━━ Dataset records ━━

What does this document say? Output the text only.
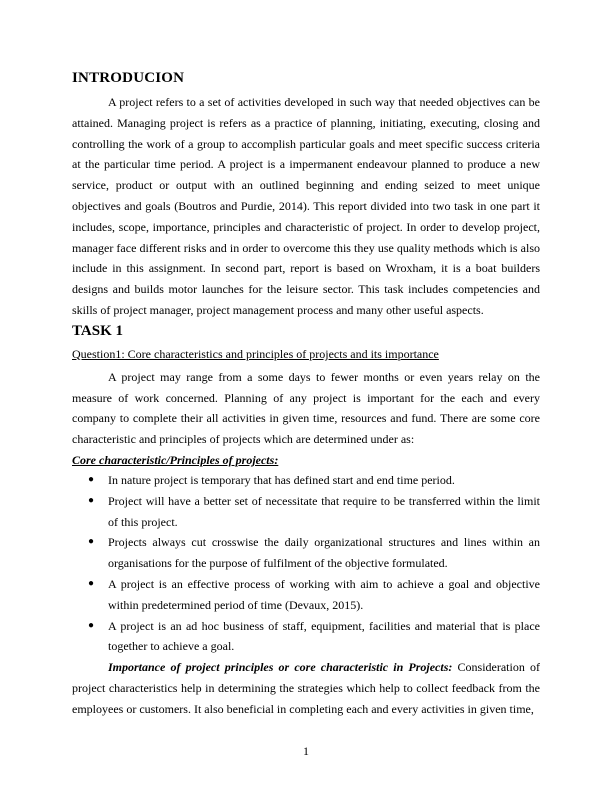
INTRODUCION

A project refers to a set of activities developed in such way that needed objectives can be attained. Managing project is refers as a practice of planning, initiating, executing, closing and controlling the work of a group to accomplish particular goals and meet specific success criteria at the particular time period. A project is a impermanent endeavour planned to produce a new service, product or output with an outlined beginning and ending seized to meet unique objectives and goals (Boutros and Purdie, 2014). This report divided into two task in one part it includes, scope, importance, principles and characteristic of project. In order to develop project, manager face different risks and in order to overcome this they use quality methods which is also include in this assignment. In second part, report is based on Wroxham, it is a boat builders designs and builds motor launches for the leisure sector. This task includes competencies and skills of project manager, project management process and many other useful aspects.

TASK 1
Question1: Core characteristics and principles of projects and its importance

A project may range from a some days to fewer months or even years relay on the measure of work concerned. Planning of any project is important for the each and every company to complete their all activities in given time, resources and fund. There are some core characteristic and principles of projects which are determined under as:

Core characteristic/Principles of projects:
● In nature project is temporary that has defined start and end time period.
● Project will have a better set of necessitate that require to be transferred within the limit of this project.
● Projects always cut crosswise the daily organizational structures and lines within an organisations for the purpose of fulfilment of the objective formulated.
● A project is an effective process of working with aim to achieve a goal and objective within predetermined period of time (Devaux, 2015).
● A project is an ad hoc business of staff, equipment, facilities and material that is place together to achieve a goal.

Importance of project principles or core characteristic in Projects: Consideration of project characteristics help in determining the strategies which help to collect feedback from the employees or customers. It also beneficial in completing each and every activities in given time,

1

━━━

The exercise –
Transcribe the entries above verbatim, omitting their pictures.

Written response –
What does this document say? Output the text only.
INTRODUCION

A project refers to a set of activities developed in such way that needed objectives can be attained. Managing project is refers as a practice of planning, initiating, executing, closing and controlling the work of a group to accomplish particular goals and meet specific success criteria at the particular time period. A project is a impermanent endeavour planned to produce a new service, product or output with an outlined beginning and ending seized to meet unique objectives and goals (Boutros and Purdie, 2014). This report divided into two task in one part it includes, scope, importance, principles and characteristic of project. In order to develop project, manager face different risks and in order to overcome this they use quality methods which is also include in this assignment. In second part, report is based on Wroxham, it is a boat builders designs and builds motor launches for the leisure sector. This task includes competencies and skills of project manager, project management process and many other useful aspects.

TASK 1
Question1: Core characteristics and principles of projects and its importance

A project may range from a some days to fewer months or even years relay on the measure of work concerned. Planning of any project is important for the each and every company to complete their all activities in given time, resources and fund. There are some core characteristic and principles of projects which are determined under as:

Core characteristic/Principles of projects:
● In nature project is temporary that has defined start and end time period.
● Project will have a better set of necessitate that require to be transferred within the limit of this project.
● Projects always cut crosswise the daily organizational structures and lines within an organisations for the purpose of fulfilment of the objective formulated.
● A project is an effective process of working with aim to achieve a goal and objective within predetermined period of time (Devaux, 2015).
● A project is an ad hoc business of staff, equipment, facilities and material that is place together to achieve a goal.

Importance of project principles or core characteristic in Projects: Consideration of project characteristics help in determining the strategies which help to collect feedback from the employees or customers. It also beneficial in completing each and every activities in given time,

1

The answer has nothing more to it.